Task description —
Print each of the entries exactly, leaving nothing out.

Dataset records
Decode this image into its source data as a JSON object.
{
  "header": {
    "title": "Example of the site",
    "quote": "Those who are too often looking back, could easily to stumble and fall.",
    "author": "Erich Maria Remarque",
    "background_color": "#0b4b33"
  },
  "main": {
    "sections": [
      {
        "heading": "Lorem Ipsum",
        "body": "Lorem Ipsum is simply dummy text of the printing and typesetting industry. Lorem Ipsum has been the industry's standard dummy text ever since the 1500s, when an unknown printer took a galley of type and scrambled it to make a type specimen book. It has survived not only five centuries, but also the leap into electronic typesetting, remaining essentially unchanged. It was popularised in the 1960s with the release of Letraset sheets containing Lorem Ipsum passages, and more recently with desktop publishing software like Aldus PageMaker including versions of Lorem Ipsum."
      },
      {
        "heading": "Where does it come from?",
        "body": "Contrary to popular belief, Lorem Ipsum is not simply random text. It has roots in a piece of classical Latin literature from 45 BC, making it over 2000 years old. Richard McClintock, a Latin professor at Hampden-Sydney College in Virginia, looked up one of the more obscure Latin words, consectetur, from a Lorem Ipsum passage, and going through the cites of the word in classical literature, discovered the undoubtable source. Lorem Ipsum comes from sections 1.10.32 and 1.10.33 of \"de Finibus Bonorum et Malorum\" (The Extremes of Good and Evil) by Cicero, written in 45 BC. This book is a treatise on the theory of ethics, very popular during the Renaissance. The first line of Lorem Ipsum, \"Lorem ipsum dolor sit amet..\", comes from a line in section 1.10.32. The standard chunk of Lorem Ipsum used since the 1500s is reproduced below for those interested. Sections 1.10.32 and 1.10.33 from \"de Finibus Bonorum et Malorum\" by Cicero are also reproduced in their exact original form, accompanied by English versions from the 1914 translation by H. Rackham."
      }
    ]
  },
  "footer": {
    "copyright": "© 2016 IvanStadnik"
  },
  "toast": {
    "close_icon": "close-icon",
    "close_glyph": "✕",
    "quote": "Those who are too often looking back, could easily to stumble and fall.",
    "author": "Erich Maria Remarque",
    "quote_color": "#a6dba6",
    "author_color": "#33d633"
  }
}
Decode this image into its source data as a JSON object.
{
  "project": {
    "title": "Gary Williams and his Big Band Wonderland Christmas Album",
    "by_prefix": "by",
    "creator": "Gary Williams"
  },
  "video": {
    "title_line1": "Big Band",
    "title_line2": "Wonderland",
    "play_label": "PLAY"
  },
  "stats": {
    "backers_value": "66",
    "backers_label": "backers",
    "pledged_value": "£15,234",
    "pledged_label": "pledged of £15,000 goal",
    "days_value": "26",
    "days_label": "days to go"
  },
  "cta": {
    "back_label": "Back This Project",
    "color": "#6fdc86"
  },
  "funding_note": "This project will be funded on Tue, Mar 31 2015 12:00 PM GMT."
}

Correct output —
Decode this image into its source data as a JSON object.
{
  "header": {
    "title": "Example of the site",
    "quote": "Those who are too often looking back, could easily to stumble and fall.",
    "author": "Erich Maria Remarque",
    "background_color": "#0b4b33"
  },
  "main": {
    "sections": [
      {
        "heading": "Lorem Ipsum",
        "body": "Lorem Ipsum is simply dummy text of the printing and typesetting industry. Lorem Ipsum has been the industry's standard dummy text ever since the 1500s, when an unknown printer took a galley of type and scrambled it to make a type specimen book. It has survived not only five centuries, but also the leap into electronic typesetting, remaining essentially unchanged. It was popularised in the 1960s with the release of Letraset sheets containing Lorem Ipsum passages, and more recently with desktop publishing software like Aldus PageMaker including versions of Lorem Ipsum."
      },
      {
        "heading": "Where does it come from?",
        "body": "Contrary to popular belief, Lorem Ipsum is not simply random text. It has roots in a piece of classical Latin literature from 45 BC, making it over 2000 years old. Richard McClintock, a Latin professor at Hampden-Sydney College in Virginia, looked up one of the more obscure Latin words, consectetur, from a Lorem Ipsum passage, and going through the cites of the word in classical literature, discovered the undoubtable source. Lorem Ipsum comes from sections 1.10.32 and 1.10.33 of \"de Finibus Bonorum et Malorum\" (The Extremes of Good and Evil) by Cicero, written in 45 BC. This book is a treatise on the theory of ethics, very popular during the Renaissance. The first line of Lorem Ipsum, \"Lorem ipsum dolor sit amet..\", comes from a line in section 1.10.32. The standard chunk of Lorem Ipsum used since the 1500s is reproduced below for those interested. Sections 1.10.32 and 1.10.33 from \"de Finibus Bonorum et Malorum\" by Cicero are also reproduced in their exact original form, accompanied by English versions from the 1914 translation by H. Rackham."
      }
    ]
  },
  "footer": {
    "copyright": "© 2016 IvanStadnik"
  },
  "toast": {
    "close_icon": "close-icon",
    "close_glyph": "✕",
    "quote": "Those who are too often looking back, could easily to stumble and fall.",
    "author": "Erich Maria Remarque",
    "quote_color": "#a6dba6",
    "author_color": "#33d633"
  }
}
Decode this image into its source data as a JSON object.
{
  "project": {
    "title": "Gary Williams and his Big Band Wonderland Christmas Album",
    "by_prefix": "by",
    "creator": "Gary Williams"
  },
  "video": {
    "title_line1": "Big Band",
    "title_line2": "Wonderland",
    "play_label": "PLAY"
  },
  "stats": {
    "backers_value": "66",
    "backers_label": "backers",
    "pledged_value": "£15,234",
    "pledged_label": "pledged of £15,000 goal",
    "days_value": "26",
    "days_label": "days to go"
  },
  "cta": {
    "back_label": "Back This Project",
    "color": "#6fdc86"
  },
  "funding_note": "This project will be funded on Tue, Mar 31 2015 12:00 PM GMT."
}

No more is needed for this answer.